(Stored items)
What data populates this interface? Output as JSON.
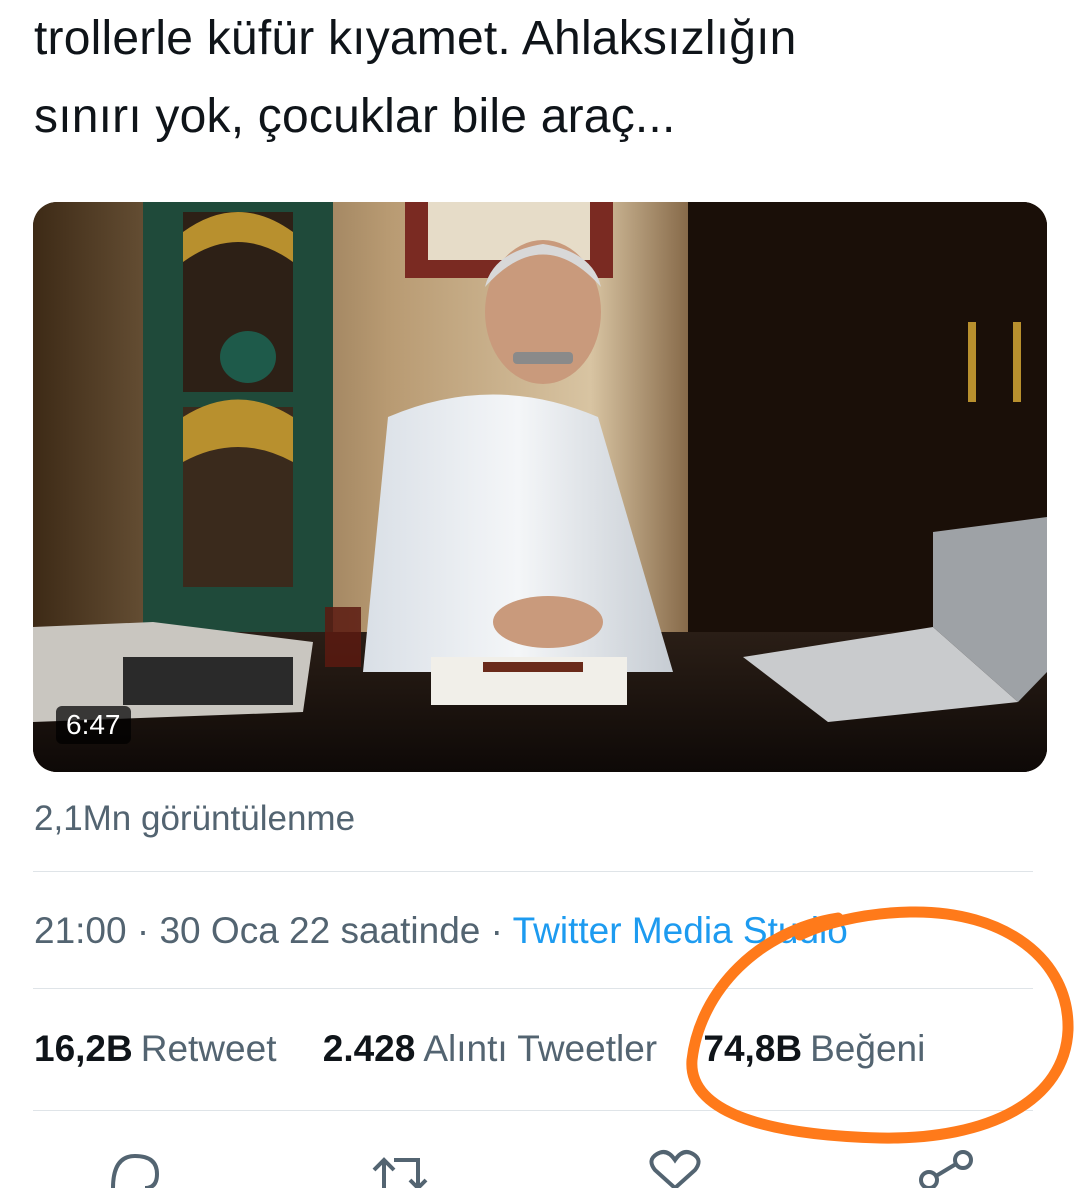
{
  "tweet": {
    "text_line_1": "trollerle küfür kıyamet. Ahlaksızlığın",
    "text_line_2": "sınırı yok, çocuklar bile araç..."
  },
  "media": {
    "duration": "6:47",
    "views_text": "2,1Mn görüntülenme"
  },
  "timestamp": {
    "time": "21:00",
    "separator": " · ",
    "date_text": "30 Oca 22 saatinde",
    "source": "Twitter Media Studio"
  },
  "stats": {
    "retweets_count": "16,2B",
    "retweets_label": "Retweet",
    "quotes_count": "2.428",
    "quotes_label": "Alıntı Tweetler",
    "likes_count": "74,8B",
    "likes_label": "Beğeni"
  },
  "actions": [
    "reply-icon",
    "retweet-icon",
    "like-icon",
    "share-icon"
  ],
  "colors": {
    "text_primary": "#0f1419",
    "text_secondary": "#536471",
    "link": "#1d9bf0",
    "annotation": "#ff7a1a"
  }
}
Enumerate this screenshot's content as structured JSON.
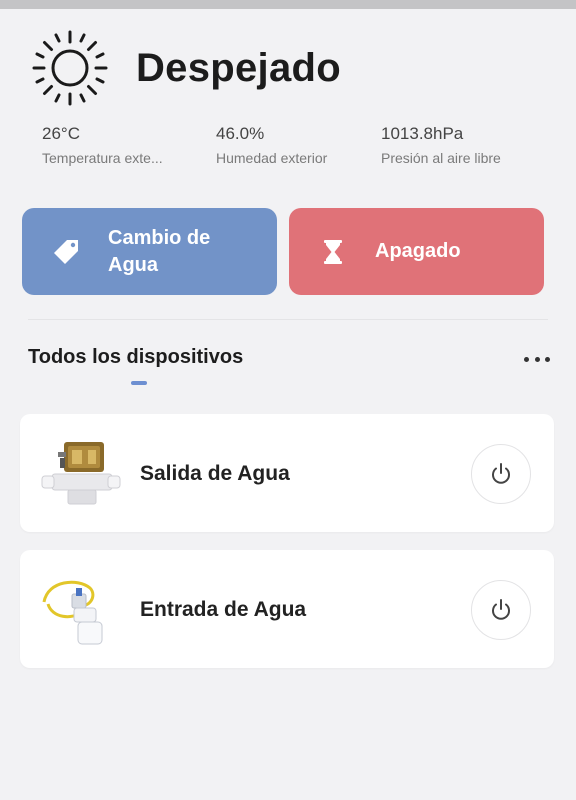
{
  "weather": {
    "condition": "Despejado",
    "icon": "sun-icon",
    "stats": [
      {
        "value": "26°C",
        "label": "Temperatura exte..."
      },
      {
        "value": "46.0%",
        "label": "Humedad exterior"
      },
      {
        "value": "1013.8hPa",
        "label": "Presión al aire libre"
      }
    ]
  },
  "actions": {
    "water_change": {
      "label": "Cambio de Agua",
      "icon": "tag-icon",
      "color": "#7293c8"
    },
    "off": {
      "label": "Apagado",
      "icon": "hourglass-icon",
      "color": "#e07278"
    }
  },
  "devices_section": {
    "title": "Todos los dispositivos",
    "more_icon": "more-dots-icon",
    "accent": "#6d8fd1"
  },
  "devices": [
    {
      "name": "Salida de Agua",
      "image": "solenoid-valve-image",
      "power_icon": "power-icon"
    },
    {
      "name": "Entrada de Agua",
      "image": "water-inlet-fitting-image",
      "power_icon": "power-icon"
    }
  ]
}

Exercise brief
Set down the material above as is, without any pictures.

Exercise answer
What data populates this interface? Output as JSON.
{
  "tweet": {
    "text_line_1": "trollerle küfür kıyamet. Ahlaksızlığın",
    "text_line_2": "sınırı yok, çocuklar bile araç..."
  },
  "media": {
    "duration": "6:47",
    "views_text": "2,1Mn görüntülenme"
  },
  "timestamp": {
    "time": "21:00",
    "separator": " · ",
    "date_text": "30 Oca 22 saatinde",
    "source": "Twitter Media Studio"
  },
  "stats": {
    "retweets_count": "16,2B",
    "retweets_label": "Retweet",
    "quotes_count": "2.428",
    "quotes_label": "Alıntı Tweetler",
    "likes_count": "74,8B",
    "likes_label": "Beğeni"
  },
  "actions": [
    "reply-icon",
    "retweet-icon",
    "like-icon",
    "share-icon"
  ],
  "colors": {
    "text_primary": "#0f1419",
    "text_secondary": "#536471",
    "link": "#1d9bf0",
    "annotation": "#ff7a1a"
  }
}
Enumerate this screenshot's content as structured JSON.
{
  "weather": {
    "condition": "Despejado",
    "icon": "sun-icon",
    "stats": [
      {
        "value": "26°C",
        "label": "Temperatura exte..."
      },
      {
        "value": "46.0%",
        "label": "Humedad exterior"
      },
      {
        "value": "1013.8hPa",
        "label": "Presión al aire libre"
      }
    ]
  },
  "actions": {
    "water_change": {
      "label": "Cambio de Agua",
      "icon": "tag-icon",
      "color": "#7293c8"
    },
    "off": {
      "label": "Apagado",
      "icon": "hourglass-icon",
      "color": "#e07278"
    }
  },
  "devices_section": {
    "title": "Todos los dispositivos",
    "more_icon": "more-dots-icon",
    "accent": "#6d8fd1"
  },
  "devices": [
    {
      "name": "Salida de Agua",
      "image": "solenoid-valve-image",
      "power_icon": "power-icon"
    },
    {
      "name": "Entrada de Agua",
      "image": "water-inlet-fitting-image",
      "power_icon": "power-icon"
    }
  ]
}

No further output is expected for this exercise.